►

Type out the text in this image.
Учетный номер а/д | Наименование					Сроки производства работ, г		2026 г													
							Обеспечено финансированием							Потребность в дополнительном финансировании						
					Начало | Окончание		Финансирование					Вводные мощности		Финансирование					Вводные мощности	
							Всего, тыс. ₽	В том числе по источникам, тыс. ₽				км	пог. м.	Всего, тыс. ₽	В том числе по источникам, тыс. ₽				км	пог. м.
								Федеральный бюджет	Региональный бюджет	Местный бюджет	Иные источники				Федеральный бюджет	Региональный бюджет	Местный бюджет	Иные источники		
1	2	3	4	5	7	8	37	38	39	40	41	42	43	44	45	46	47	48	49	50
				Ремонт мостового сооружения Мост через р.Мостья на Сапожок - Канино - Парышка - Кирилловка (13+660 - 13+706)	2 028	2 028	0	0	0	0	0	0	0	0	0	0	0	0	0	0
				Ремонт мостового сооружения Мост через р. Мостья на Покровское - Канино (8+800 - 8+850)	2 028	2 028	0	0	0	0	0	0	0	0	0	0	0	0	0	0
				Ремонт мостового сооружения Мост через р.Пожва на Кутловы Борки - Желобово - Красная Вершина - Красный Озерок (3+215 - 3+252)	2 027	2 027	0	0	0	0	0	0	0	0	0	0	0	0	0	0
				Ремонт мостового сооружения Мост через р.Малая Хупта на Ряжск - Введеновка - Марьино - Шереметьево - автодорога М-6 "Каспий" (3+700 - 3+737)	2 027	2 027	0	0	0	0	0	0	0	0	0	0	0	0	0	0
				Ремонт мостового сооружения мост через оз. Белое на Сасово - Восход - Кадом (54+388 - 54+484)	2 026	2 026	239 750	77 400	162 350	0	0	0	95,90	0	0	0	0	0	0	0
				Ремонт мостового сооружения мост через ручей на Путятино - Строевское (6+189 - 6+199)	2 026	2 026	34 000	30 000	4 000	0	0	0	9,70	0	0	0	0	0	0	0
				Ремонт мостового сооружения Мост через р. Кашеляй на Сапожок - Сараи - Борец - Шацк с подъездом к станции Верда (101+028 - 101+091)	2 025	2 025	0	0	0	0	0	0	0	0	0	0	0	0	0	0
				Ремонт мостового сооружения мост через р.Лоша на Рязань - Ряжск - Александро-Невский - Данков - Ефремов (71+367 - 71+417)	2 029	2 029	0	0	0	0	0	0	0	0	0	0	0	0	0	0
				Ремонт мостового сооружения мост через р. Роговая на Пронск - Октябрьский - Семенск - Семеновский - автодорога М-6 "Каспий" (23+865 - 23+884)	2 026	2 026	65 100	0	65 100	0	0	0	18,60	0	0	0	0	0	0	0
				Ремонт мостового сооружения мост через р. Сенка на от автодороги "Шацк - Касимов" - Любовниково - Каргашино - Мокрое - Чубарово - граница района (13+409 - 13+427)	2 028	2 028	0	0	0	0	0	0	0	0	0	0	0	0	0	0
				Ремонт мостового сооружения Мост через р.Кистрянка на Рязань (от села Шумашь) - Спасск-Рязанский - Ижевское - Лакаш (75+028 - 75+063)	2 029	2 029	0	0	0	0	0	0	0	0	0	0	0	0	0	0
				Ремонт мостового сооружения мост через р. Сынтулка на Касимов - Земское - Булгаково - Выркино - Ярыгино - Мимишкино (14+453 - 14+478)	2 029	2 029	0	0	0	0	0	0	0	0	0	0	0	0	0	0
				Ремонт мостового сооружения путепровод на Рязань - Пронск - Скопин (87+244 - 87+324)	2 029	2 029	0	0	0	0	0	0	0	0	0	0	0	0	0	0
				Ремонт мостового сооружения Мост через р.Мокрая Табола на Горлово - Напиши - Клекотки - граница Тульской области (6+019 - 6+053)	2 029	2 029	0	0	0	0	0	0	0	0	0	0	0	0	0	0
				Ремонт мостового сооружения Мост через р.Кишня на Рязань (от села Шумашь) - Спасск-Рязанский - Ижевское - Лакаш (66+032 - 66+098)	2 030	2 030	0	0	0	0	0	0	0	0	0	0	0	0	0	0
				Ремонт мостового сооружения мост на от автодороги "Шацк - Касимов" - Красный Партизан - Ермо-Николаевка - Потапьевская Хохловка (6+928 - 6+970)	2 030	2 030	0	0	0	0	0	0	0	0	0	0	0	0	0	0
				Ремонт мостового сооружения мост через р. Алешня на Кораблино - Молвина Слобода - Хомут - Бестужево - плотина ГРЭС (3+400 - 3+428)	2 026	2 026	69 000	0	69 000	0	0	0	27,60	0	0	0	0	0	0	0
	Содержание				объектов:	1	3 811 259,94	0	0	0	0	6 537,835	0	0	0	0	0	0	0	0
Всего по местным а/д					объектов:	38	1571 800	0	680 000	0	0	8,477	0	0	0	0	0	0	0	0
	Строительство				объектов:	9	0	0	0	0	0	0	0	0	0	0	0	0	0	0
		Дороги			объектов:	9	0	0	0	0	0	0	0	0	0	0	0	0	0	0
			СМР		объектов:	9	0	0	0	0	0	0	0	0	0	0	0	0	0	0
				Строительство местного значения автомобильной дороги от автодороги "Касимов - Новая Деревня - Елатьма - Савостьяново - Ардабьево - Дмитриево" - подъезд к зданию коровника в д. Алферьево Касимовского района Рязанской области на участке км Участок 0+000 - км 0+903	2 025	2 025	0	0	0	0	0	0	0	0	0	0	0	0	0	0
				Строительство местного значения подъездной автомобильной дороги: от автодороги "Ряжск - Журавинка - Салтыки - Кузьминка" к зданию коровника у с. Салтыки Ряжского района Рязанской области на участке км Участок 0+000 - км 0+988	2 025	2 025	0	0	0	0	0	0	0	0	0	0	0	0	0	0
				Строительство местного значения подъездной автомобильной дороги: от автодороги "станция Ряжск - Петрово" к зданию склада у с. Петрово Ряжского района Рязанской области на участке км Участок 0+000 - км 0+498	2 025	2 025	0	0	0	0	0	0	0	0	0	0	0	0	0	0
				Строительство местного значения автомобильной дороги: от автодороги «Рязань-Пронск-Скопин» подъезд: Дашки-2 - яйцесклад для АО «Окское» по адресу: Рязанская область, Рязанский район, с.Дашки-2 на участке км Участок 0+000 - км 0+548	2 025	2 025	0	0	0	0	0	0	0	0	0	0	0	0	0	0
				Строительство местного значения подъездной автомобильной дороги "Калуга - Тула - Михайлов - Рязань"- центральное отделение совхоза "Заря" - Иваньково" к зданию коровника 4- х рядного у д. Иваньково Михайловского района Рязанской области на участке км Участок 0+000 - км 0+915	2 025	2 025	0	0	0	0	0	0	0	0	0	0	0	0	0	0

◄

_YOUR GOAL_
Would you restate each of the entries word for word?

_WORKED SOLUTION_
Type out the text in this image.
Учетный номер а/д | Наименование					Сроки производства работ, г		2026 г													
							Обеспечено финансированием							Потребность в дополнительном финансировании						
					Начало | Окончание		Финансирование					Вводные мощности		Финансирование					Вводные мощности	
							Всего, тыс. ₽	В том числе по источникам, тыс. ₽				км	пог. м.	Всего, тыс. ₽	В том числе по источникам, тыс. ₽				км	пог. м.
								Федеральный бюджет	Региональный бюджет	Местный бюджет	Иные источники				Федеральный бюджет	Региональный бюджет	Местный бюджет	Иные источники		
1	2	3	4	5	7	8	37	38	39	40	41	42	43	44	45	46	47	48	49	50
				Ремонт мостового сооружения Мост через р.Мостья на Сапожок - Канино - Парышка - Кирилловка (13+660 - 13+706)	2 028	2 028	0	0	0	0	0	0	0	0	0	0	0	0	0	0
				Ремонт мостового сооружения Мост через р. Мостья на Покровское - Канино (8+800 - 8+850)	2 028	2 028	0	0	0	0	0	0	0	0	0	0	0	0	0	0
				Ремонт мостового сооружения Мост через р.Пожва на Кутловы Борки - Желобово - Красная Вершина - Красный Озерок (3+215 - 3+252)	2 027	2 027	0	0	0	0	0	0	0	0	0	0	0	0	0	0
				Ремонт мостового сооружения Мост через р.Малая Хупта на Ряжск - Введеновка - Марьино - Шереметьево - автодорога М-6 "Каспий" (3+700 - 3+737)	2 027	2 027	0	0	0	0	0	0	0	0	0	0	0	0	0	0
				Ремонт мостового сооружения мост через оз. Белое на Сасово - Восход - Кадом (54+388 - 54+484)	2 026	2 026	239 750	77 400	162 350	0	0	0	95,90	0	0	0	0	0	0	0
				Ремонт мостового сооружения мост через ручей на Путятино - Строевское (6+189 - 6+199)	2 026	2 026	34 000	30 000	4 000	0	0	0	9,70	0	0	0	0	0	0	0
				Ремонт мостового сооружения Мост через р. Кашеляй на Сапожок - Сараи - Борец - Шацк с подъездом к станции Верда (101+028 - 101+091)	2 025	2 025	0	0	0	0	0	0	0	0	0	0	0	0	0	0
				Ремонт мостового сооружения мост через р.Лоша на Рязань - Ряжск - Александро-Невский - Данков - Ефремов (71+367 - 71+417)	2 029	2 029	0	0	0	0	0	0	0	0	0	0	0	0	0	0
				Ремонт мостового сооружения мост через р. Роговая на Пронск - Октябрьский - Семенск - Семеновский - автодорога М-6 "Каспий" (23+865 - 23+884)	2 026	2 026	65 100	0	65 100	0	0	0	18,60	0	0	0	0	0	0	0
				Ремонт мостового сооружения мост через р. Сенка на от автодороги "Шацк - Касимов" - Любовниково - Каргашино - Мокрое - Чубарово - граница района (13+409 - 13+427)	2 028	2 028	0	0	0	0	0	0	0	0	0	0	0	0	0	0
				Ремонт мостового сооружения Мост через р.Кистрянка на Рязань (от села Шумашь) - Спасск-Рязанский - Ижевское - Лакаш (75+028 - 75+063)	2 029	2 029	0	0	0	0	0	0	0	0	0	0	0	0	0	0
				Ремонт мостового сооружения мост через р. Сынтулка на Касимов - Земское - Булгаково - Выркино - Ярыгино - Мимишкино (14+453 - 14+478)	2 029	2 029	0	0	0	0	0	0	0	0	0	0	0	0	0	0
				Ремонт мостового сооружения путепровод на Рязань - Пронск - Скопин (87+244 - 87+324)	2 029	2 029	0	0	0	0	0	0	0	0	0	0	0	0	0	0
				Ремонт мостового сооружения Мост через р.Мокрая Табола на Горлово - Напиши - Клекотки - граница Тульской области (6+019 - 6+053)	2 029	2 029	0	0	0	0	0	0	0	0	0	0	0	0	0	0
				Ремонт мостового сооружения Мост через р.Кишня на Рязань (от села Шумашь) - Спасск-Рязанский - Ижевское - Лакаш (66+032 - 66+098)	2 030	2 030	0	0	0	0	0	0	0	0	0	0	0	0	0	0
				Ремонт мостового сооружения мост на от автодороги "Шацк - Касимов" - Красный Партизан - Ермо-Николаевка - Потапьевская Хохловка (6+928 - 6+970)	2 030	2 030	0	0	0	0	0	0	0	0	0	0	0	0	0	0
				Ремонт мостового сооружения мост через р. Алешня на Кораблино - Молвина Слобода - Хомут - Бестужево - плотина ГРЭС (3+400 - 3+428)	2 026	2 026	69 000	0	69 000	0	0	0	27,60	0	0	0	0	0	0	0
	Содержание				объектов:	1	3 811 259,94	0	0	0	0	6 537,835	0	0	0	0	0	0	0	0
Всего по местным а/д					объектов:	38	1571 800	0	680 000	0	0	8,477	0	0	0	0	0	0	0	0
	Строительство				объектов:	9	0	0	0	0	0	0	0	0	0	0	0	0	0	0
		Дороги			объектов:	9	0	0	0	0	0	0	0	0	0	0	0	0	0	0
			СМР		объектов:	9	0	0	0	0	0	0	0	0	0	0	0	0	0	0
				Строительство местного значения автомобильной дороги от автодороги "Касимов - Новая Деревня - Елатьма - Савостьяново - Ардабьево - Дмитриево" - подъезд к зданию коровника в д. Алферьево Касимовского района Рязанской области на участке км Участок 0+000 - км 0+903	2 025	2 025	0	0	0	0	0	0	0	0	0	0	0	0	0	0
				Строительство местного значения подъездной автомобильной дороги: от автодороги "Ряжск - Журавинка - Салтыки - Кузьминка" к зданию коровника у с. Салтыки Ряжского района Рязанской области на участке км Участок 0+000 - км 0+988	2 025	2 025	0	0	0	0	0	0	0	0	0	0	0	0	0	0
				Строительство местного значения подъездной автомобильной дороги: от автодороги "станция Ряжск - Петрово" к зданию склада у с. Петрово Ряжского района Рязанской области на участке км Участок 0+000 - км 0+498	2 025	2 025	0	0	0	0	0	0	0	0	0	0	0	0	0	0
				Строительство местного значения автомобильной дороги: от автодороги «Рязань-Пронск-Скопин» подъезд: Дашки-2 - яйцесклад для АО «Окское» по адресу: Рязанская область, Рязанский район, с.Дашки-2 на участке км Участок 0+000 - км 0+548	2 025	2 025	0	0	0	0	0	0	0	0	0	0	0	0	0	0
				Строительство местного значения подъездной автомобильной дороги "Калуга - Тула - Михайлов - Рязань"- центральное отделение совхоза "Заря" - Иваньково" к зданию коровника 4- х рядного у д. Иваньково Михайловского района Рязанской области на участке км Участок 0+000 - км 0+915	2 025	2 025	0	0	0	0	0	0	0	0	0	0	0	0	0	0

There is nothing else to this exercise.